═══ INFORMATION SHOWN ═══

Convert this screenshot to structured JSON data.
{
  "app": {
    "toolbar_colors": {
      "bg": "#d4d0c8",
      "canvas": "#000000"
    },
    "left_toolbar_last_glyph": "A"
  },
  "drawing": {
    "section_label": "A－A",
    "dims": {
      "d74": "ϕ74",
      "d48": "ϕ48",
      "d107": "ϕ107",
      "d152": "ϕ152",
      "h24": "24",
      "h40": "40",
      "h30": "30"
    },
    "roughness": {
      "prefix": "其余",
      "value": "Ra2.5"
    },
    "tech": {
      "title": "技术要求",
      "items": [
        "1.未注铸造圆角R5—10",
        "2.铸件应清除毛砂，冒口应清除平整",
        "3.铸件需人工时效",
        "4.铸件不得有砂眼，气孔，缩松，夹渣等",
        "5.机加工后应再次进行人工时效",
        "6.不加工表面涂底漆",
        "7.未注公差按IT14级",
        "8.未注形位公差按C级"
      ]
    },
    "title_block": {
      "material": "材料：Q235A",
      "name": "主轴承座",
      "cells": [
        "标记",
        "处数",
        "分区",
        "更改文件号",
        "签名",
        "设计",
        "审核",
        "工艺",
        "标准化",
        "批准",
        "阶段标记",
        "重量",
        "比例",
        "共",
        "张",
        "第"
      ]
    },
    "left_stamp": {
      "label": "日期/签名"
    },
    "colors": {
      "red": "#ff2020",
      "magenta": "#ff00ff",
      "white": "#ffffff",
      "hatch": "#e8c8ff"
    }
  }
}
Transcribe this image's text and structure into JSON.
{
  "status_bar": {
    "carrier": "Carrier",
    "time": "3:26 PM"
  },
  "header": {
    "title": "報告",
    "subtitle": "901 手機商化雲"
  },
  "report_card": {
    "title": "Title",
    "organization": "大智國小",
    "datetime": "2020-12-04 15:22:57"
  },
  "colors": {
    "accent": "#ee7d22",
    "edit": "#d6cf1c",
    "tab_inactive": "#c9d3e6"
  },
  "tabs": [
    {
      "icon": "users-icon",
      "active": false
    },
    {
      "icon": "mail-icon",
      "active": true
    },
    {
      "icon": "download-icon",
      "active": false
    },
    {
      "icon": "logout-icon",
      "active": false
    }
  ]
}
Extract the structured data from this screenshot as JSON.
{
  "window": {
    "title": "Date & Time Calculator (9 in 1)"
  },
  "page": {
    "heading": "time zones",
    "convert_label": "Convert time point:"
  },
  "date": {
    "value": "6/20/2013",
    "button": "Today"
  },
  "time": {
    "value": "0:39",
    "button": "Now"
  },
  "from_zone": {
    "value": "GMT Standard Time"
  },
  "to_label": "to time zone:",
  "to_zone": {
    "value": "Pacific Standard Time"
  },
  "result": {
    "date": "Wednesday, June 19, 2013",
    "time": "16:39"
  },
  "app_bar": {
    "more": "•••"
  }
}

═══

**SET PROBLEM**
Using the data above, output each line exactly.

**ANSWER**
Convert this screenshot to structured JSON data.
{
  "app": {
    "toolbar_colors": {
      "bg": "#d4d0c8",
      "canvas": "#000000"
    },
    "left_toolbar_last_glyph": "A"
  },
  "drawing": {
    "section_label": "A－A",
    "dims": {
      "d74": "ϕ74",
      "d48": "ϕ48",
      "d107": "ϕ107",
      "d152": "ϕ152",
      "h24": "24",
      "h40": "40",
      "h30": "30"
    },
    "roughness": {
      "prefix": "其余",
      "value": "Ra2.5"
    },
    "tech": {
      "title": "技术要求",
      "items": [
        "1.未注铸造圆角R5—10",
        "2.铸件应清除毛砂，冒口应清除平整",
        "3.铸件需人工时效",
        "4.铸件不得有砂眼，气孔，缩松，夹渣等",
        "5.机加工后应再次进行人工时效",
        "6.不加工表面涂底漆",
        "7.未注公差按IT14级",
        "8.未注形位公差按C级"
      ]
    },
    "title_block": {
      "material": "材料：Q235A",
      "name": "主轴承座",
      "cells": [
        "标记",
        "处数",
        "分区",
        "更改文件号",
        "签名",
        "设计",
        "审核",
        "工艺",
        "标准化",
        "批准",
        "阶段标记",
        "重量",
        "比例",
        "共",
        "张",
        "第"
      ]
    },
    "left_stamp": {
      "label": "日期/签名"
    },
    "colors": {
      "red": "#ff2020",
      "magenta": "#ff00ff",
      "white": "#ffffff",
      "hatch": "#e8c8ff"
    }
  }
}
Transcribe this image's text and structure into JSON.
{
  "status_bar": {
    "carrier": "Carrier",
    "time": "3:26 PM"
  },
  "header": {
    "title": "報告",
    "subtitle": "901 手機商化雲"
  },
  "report_card": {
    "title": "Title",
    "organization": "大智國小",
    "datetime": "2020-12-04 15:22:57"
  },
  "colors": {
    "accent": "#ee7d22",
    "edit": "#d6cf1c",
    "tab_inactive": "#c9d3e6"
  },
  "tabs": [
    {
      "icon": "users-icon",
      "active": false
    },
    {
      "icon": "mail-icon",
      "active": true
    },
    {
      "icon": "download-icon",
      "active": false
    },
    {
      "icon": "logout-icon",
      "active": false
    }
  ]
}
Extract the structured data from this screenshot as JSON.
{
  "window": {
    "title": "Date & Time Calculator (9 in 1)"
  },
  "page": {
    "heading": "time zones",
    "convert_label": "Convert time point:"
  },
  "date": {
    "value": "6/20/2013",
    "button": "Today"
  },
  "time": {
    "value": "0:39",
    "button": "Now"
  },
  "from_zone": {
    "value": "GMT Standard Time"
  },
  "to_label": "to time zone:",
  "to_zone": {
    "value": "Pacific Standard Time"
  },
  "result": {
    "date": "Wednesday, June 19, 2013",
    "time": "16:39"
  },
  "app_bar": {
    "more": "•••"
  }
}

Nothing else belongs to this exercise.